> _Goal of the exercise_
Return all of the data exactly as given.

> _Task material_

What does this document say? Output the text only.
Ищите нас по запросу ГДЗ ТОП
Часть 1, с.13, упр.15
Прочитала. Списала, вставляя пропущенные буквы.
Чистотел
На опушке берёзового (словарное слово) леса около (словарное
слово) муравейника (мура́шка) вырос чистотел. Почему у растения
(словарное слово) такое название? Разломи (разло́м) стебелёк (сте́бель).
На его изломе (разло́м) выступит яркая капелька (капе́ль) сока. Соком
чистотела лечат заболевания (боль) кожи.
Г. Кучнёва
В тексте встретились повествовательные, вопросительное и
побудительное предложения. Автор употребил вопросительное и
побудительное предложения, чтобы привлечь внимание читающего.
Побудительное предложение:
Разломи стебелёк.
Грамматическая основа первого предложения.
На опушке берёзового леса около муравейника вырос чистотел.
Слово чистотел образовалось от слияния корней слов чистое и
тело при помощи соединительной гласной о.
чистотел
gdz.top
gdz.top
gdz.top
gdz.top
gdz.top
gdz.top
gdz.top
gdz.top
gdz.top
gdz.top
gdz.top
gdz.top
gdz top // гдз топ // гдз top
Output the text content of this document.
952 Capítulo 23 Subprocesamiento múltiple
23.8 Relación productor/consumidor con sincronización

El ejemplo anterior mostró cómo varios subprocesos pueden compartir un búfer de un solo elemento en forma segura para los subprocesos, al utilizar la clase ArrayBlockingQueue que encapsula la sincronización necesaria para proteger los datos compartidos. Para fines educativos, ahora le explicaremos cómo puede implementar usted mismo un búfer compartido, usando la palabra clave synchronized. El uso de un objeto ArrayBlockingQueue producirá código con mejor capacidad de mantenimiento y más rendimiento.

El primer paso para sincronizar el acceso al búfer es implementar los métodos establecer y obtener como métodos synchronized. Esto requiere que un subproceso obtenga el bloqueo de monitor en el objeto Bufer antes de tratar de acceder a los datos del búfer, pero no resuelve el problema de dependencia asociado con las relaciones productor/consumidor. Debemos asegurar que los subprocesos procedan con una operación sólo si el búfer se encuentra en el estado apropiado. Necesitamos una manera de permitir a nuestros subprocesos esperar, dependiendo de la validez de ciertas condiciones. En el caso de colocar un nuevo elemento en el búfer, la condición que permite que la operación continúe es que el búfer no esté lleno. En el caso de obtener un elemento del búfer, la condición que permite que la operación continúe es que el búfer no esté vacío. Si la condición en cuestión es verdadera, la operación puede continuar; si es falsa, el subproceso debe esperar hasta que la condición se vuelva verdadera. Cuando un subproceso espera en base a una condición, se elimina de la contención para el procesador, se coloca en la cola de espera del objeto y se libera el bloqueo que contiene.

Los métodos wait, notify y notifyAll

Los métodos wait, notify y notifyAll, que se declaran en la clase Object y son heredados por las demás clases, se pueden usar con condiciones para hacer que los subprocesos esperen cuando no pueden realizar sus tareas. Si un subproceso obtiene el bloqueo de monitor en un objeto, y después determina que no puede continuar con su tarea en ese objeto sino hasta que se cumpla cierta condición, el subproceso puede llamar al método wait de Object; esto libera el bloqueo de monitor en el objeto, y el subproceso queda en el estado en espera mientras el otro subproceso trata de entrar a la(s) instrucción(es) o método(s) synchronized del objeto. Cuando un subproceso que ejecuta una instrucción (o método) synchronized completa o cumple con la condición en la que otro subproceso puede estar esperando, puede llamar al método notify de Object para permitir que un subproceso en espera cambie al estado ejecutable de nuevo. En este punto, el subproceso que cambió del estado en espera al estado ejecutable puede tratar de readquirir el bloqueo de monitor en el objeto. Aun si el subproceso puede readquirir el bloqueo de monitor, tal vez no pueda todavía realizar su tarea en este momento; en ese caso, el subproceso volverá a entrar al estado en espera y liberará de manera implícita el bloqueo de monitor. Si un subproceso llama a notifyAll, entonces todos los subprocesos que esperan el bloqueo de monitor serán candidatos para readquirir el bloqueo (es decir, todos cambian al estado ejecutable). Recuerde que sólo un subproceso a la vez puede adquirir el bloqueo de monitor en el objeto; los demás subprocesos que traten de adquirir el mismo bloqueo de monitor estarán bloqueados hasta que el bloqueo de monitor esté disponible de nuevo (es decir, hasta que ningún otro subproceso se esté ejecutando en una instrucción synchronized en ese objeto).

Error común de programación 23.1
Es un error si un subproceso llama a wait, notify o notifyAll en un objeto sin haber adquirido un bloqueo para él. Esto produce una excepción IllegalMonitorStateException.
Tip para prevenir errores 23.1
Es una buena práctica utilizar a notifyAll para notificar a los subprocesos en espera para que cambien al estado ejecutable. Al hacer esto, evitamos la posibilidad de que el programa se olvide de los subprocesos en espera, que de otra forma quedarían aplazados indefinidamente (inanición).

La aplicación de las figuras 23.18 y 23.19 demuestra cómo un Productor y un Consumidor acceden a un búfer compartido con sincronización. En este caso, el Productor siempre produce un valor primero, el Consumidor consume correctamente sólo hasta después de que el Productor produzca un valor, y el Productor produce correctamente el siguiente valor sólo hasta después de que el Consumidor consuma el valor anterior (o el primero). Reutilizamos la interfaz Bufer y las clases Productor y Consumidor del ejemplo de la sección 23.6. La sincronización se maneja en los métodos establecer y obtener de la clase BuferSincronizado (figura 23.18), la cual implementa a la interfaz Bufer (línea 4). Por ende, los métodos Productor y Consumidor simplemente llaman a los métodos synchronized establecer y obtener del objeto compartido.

> _Solution_
What does this document say? Output the text only.
Ищите нас по запросу ГДЗ ТОП
Часть 1, с.13, упр.15
Прочитала. Списала, вставляя пропущенные буквы.
Чистотел
На опушке берёзового (словарное слово) леса около (словарное
слово) муравейника (мура́шка) вырос чистотел. Почему у растения
(словарное слово) такое название? Разломи (разло́м) стебелёк (сте́бель).
На его изломе (разло́м) выступит яркая капелька (капе́ль) сока. Соком
чистотела лечат заболевания (боль) кожи.
Г. Кучнёва
В тексте встретились повествовательные, вопросительное и
побудительное предложения. Автор употребил вопросительное и
побудительное предложения, чтобы привлечь внимание читающего.
Побудительное предложение:
Разломи стебелёк.
Грамматическая основа первого предложения.
На опушке берёзового леса около муравейника вырос чистотел.
Слово чистотел образовалось от слияния корней слов чистое и
тело при помощи соединительной гласной о.
чистотел
gdz.top
gdz.top
gdz.top
gdz.top
gdz.top
gdz.top
gdz.top
gdz.top
gdz.top
gdz.top
gdz.top
gdz.top
gdz top // гдз топ // гдз top
Output the text content of this document.
952 Capítulo 23 Subprocesamiento múltiple
23.8 Relación productor/consumidor con sincronización

El ejemplo anterior mostró cómo varios subprocesos pueden compartir un búfer de un solo elemento en forma segura para los subprocesos, al utilizar la clase ArrayBlockingQueue que encapsula la sincronización necesaria para proteger los datos compartidos. Para fines educativos, ahora le explicaremos cómo puede implementar usted mismo un búfer compartido, usando la palabra clave synchronized. El uso de un objeto ArrayBlockingQueue producirá código con mejor capacidad de mantenimiento y más rendimiento.

El primer paso para sincronizar el acceso al búfer es implementar los métodos establecer y obtener como métodos synchronized. Esto requiere que un subproceso obtenga el bloqueo de monitor en el objeto Bufer antes de tratar de acceder a los datos del búfer, pero no resuelve el problema de dependencia asociado con las relaciones productor/consumidor. Debemos asegurar que los subprocesos procedan con una operación sólo si el búfer se encuentra en el estado apropiado. Necesitamos una manera de permitir a nuestros subprocesos esperar, dependiendo de la validez de ciertas condiciones. En el caso de colocar un nuevo elemento en el búfer, la condición que permite que la operación continúe es que el búfer no esté lleno. En el caso de obtener un elemento del búfer, la condición que permite que la operación continúe es que el búfer no esté vacío. Si la condición en cuestión es verdadera, la operación puede continuar; si es falsa, el subproceso debe esperar hasta que la condición se vuelva verdadera. Cuando un subproceso espera en base a una condición, se elimina de la contención para el procesador, se coloca en la cola de espera del objeto y se libera el bloqueo que contiene.

Los métodos wait, notify y notifyAll

Los métodos wait, notify y notifyAll, que se declaran en la clase Object y son heredados por las demás clases, se pueden usar con condiciones para hacer que los subprocesos esperen cuando no pueden realizar sus tareas. Si un subproceso obtiene el bloqueo de monitor en un objeto, y después determina que no puede continuar con su tarea en ese objeto sino hasta que se cumpla cierta condición, el subproceso puede llamar al método wait de Object; esto libera el bloqueo de monitor en el objeto, y el subproceso queda en el estado en espera mientras el otro subproceso trata de entrar a la(s) instrucción(es) o método(s) synchronized del objeto. Cuando un subproceso que ejecuta una instrucción (o método) synchronized completa o cumple con la condición en la que otro subproceso puede estar esperando, puede llamar al método notify de Object para permitir que un subproceso en espera cambie al estado ejecutable de nuevo. En este punto, el subproceso que cambió del estado en espera al estado ejecutable puede tratar de readquirir el bloqueo de monitor en el objeto. Aun si el subproceso puede readquirir el bloqueo de monitor, tal vez no pueda todavía realizar su tarea en este momento; en ese caso, el subproceso volverá a entrar al estado en espera y liberará de manera implícita el bloqueo de monitor. Si un subproceso llama a notifyAll, entonces todos los subprocesos que esperan el bloqueo de monitor serán candidatos para readquirir el bloqueo (es decir, todos cambian al estado ejecutable). Recuerde que sólo un subproceso a la vez puede adquirir el bloqueo de monitor en el objeto; los demás subprocesos que traten de adquirir el mismo bloqueo de monitor estarán bloqueados hasta que el bloqueo de monitor esté disponible de nuevo (es decir, hasta que ningún otro subproceso se esté ejecutando en una instrucción synchronized en ese objeto).

Error común de programación 23.1
Es un error si un subproceso llama a wait, notify o notifyAll en un objeto sin haber adquirido un bloqueo para él. Esto produce una excepción IllegalMonitorStateException.
Tip para prevenir errores 23.1
Es una buena práctica utilizar a notifyAll para notificar a los subprocesos en espera para que cambien al estado ejecutable. Al hacer esto, evitamos la posibilidad de que el programa se olvide de los subprocesos en espera, que de otra forma quedarían aplazados indefinidamente (inanición).

La aplicación de las figuras 23.18 y 23.19 demuestra cómo un Productor y un Consumidor acceden a un búfer compartido con sincronización. En este caso, el Productor siempre produce un valor primero, el Consumidor consume correctamente sólo hasta después de que el Productor produzca un valor, y el Productor produce correctamente el siguiente valor sólo hasta después de que el Consumidor consuma el valor anterior (o el primero). Reutilizamos la interfaz Bufer y las clases Productor y Consumidor del ejemplo de la sección 23.6. La sincronización se maneja en los métodos establecer y obtener de la clase BuferSincronizado (figura 23.18), la cual implementa a la interfaz Bufer (línea 4). Por ende, los métodos Productor y Consumidor simplemente llaman a los métodos synchronized establecer y obtener del objeto compartido.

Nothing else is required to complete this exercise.